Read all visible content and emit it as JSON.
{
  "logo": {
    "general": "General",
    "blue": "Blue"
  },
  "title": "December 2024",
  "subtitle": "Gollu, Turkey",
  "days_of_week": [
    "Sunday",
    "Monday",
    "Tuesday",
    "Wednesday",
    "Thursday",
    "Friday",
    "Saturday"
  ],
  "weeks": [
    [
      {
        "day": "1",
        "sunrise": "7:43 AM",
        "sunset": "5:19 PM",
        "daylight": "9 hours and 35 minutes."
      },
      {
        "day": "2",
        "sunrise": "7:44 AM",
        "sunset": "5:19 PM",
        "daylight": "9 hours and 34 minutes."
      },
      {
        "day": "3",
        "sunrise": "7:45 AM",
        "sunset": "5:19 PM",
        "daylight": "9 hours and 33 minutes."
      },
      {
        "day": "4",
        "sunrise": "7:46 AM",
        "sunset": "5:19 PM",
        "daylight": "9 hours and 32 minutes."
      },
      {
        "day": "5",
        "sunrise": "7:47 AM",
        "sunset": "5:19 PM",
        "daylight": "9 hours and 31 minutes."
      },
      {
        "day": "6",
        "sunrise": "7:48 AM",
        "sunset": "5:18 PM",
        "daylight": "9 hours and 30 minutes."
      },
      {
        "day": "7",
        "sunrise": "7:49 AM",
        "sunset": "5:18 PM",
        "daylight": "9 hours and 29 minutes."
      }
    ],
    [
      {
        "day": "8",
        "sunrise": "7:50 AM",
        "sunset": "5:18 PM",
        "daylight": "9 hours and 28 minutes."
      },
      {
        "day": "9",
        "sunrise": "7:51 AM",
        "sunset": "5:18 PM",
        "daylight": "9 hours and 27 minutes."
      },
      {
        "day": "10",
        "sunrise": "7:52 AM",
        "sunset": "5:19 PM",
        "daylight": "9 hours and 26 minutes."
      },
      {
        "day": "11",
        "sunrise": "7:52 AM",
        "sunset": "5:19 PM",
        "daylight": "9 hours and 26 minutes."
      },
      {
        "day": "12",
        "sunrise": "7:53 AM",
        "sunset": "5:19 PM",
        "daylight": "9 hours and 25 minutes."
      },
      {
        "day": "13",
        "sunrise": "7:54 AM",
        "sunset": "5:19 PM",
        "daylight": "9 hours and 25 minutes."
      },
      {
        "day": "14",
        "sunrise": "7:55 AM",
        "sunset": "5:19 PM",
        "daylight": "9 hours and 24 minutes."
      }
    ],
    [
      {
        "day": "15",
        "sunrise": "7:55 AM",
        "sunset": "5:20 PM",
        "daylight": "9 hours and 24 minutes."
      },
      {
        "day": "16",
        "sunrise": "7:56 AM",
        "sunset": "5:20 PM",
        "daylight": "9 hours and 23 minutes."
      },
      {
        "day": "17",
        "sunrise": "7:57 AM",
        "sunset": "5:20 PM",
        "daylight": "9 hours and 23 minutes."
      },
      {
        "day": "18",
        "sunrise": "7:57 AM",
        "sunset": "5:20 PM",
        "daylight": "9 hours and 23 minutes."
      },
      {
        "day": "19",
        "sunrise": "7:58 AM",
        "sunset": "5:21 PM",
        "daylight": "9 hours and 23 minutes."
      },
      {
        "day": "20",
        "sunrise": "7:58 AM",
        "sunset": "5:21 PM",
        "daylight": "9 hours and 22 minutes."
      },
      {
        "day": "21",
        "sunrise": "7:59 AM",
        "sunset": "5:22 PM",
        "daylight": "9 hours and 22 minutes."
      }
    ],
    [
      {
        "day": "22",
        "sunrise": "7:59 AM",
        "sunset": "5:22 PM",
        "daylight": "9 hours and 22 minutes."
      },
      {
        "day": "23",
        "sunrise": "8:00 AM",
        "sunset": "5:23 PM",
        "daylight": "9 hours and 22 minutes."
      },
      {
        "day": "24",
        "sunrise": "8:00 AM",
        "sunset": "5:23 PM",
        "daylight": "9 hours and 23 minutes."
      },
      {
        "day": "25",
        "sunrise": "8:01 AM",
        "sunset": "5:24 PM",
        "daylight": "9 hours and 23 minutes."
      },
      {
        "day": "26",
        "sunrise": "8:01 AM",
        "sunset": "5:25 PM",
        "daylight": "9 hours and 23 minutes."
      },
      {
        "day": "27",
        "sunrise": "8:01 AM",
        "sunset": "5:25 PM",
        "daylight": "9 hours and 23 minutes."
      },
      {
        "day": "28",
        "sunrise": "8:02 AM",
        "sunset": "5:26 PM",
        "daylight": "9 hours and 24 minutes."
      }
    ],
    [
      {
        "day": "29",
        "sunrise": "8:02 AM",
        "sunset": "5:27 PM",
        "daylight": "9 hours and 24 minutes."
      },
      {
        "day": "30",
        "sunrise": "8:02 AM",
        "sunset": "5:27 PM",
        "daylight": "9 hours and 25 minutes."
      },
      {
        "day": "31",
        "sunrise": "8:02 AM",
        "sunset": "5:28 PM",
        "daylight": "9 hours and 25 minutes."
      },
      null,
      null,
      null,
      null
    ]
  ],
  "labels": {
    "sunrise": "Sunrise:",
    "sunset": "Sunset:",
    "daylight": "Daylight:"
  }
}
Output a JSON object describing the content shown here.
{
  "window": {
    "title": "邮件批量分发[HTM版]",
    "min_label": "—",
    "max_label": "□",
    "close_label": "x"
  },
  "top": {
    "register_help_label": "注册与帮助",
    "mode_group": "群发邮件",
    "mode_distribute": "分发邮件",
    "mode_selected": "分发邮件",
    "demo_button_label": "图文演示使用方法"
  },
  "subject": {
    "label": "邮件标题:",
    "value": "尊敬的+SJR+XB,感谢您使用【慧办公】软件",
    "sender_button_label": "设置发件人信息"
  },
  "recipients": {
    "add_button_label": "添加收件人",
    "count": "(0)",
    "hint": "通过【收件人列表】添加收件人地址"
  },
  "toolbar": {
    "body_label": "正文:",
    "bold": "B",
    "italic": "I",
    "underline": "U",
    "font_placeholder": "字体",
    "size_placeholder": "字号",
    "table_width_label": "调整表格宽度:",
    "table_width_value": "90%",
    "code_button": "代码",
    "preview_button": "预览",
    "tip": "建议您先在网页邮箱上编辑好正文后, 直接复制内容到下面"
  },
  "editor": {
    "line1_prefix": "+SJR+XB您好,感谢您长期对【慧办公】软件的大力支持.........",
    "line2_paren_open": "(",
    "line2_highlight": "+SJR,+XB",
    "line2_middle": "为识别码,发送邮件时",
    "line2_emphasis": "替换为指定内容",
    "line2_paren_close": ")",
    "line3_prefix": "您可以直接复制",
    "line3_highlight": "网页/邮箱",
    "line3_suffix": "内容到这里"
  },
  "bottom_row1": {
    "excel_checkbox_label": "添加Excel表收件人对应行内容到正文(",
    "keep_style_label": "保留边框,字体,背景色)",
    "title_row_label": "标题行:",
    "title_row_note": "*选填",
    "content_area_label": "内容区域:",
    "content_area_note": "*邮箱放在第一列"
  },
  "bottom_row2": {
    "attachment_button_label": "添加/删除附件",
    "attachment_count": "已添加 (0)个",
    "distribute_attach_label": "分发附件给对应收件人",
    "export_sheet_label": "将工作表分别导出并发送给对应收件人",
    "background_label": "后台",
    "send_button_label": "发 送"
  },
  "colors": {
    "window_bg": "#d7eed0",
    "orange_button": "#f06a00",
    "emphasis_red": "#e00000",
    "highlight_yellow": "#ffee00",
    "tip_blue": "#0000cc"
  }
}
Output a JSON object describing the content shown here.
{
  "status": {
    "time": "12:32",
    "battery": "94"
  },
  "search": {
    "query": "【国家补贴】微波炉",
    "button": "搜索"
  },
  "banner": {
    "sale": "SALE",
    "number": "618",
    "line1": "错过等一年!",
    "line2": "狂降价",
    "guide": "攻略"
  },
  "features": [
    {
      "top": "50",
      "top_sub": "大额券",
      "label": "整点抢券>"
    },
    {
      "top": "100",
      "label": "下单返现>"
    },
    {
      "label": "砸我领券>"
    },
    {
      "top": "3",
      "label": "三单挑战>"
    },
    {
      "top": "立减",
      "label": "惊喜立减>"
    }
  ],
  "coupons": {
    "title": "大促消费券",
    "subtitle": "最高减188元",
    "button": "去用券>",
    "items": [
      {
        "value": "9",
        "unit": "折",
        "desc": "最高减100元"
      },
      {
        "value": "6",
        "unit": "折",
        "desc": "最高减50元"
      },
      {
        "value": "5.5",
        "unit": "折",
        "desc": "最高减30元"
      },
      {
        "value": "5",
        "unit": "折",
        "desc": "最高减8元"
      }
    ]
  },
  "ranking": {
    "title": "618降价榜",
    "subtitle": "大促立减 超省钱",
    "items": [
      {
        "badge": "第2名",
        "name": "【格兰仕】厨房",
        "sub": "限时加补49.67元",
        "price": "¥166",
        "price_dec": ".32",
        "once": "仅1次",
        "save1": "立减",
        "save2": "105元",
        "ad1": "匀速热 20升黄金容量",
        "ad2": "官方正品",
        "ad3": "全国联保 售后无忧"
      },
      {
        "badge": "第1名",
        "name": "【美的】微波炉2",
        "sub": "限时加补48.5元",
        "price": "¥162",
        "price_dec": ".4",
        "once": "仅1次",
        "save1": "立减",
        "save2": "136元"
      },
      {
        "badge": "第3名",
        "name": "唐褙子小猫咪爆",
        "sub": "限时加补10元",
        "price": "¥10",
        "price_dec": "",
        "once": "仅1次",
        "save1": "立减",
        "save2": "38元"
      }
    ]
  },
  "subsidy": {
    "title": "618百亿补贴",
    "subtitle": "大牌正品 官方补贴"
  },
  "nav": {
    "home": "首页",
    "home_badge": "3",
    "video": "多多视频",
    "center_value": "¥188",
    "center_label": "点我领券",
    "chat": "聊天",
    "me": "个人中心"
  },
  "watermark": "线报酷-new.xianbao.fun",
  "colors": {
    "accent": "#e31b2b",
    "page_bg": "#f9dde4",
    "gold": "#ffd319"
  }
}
++++++++
To do:
Extract each line holding the word "name" from the records.

Task result:
        "name": "【格兰仕】厨房",
        "name": "【美的】微波炉2",
        "name": "唐褙子小猫咪爆",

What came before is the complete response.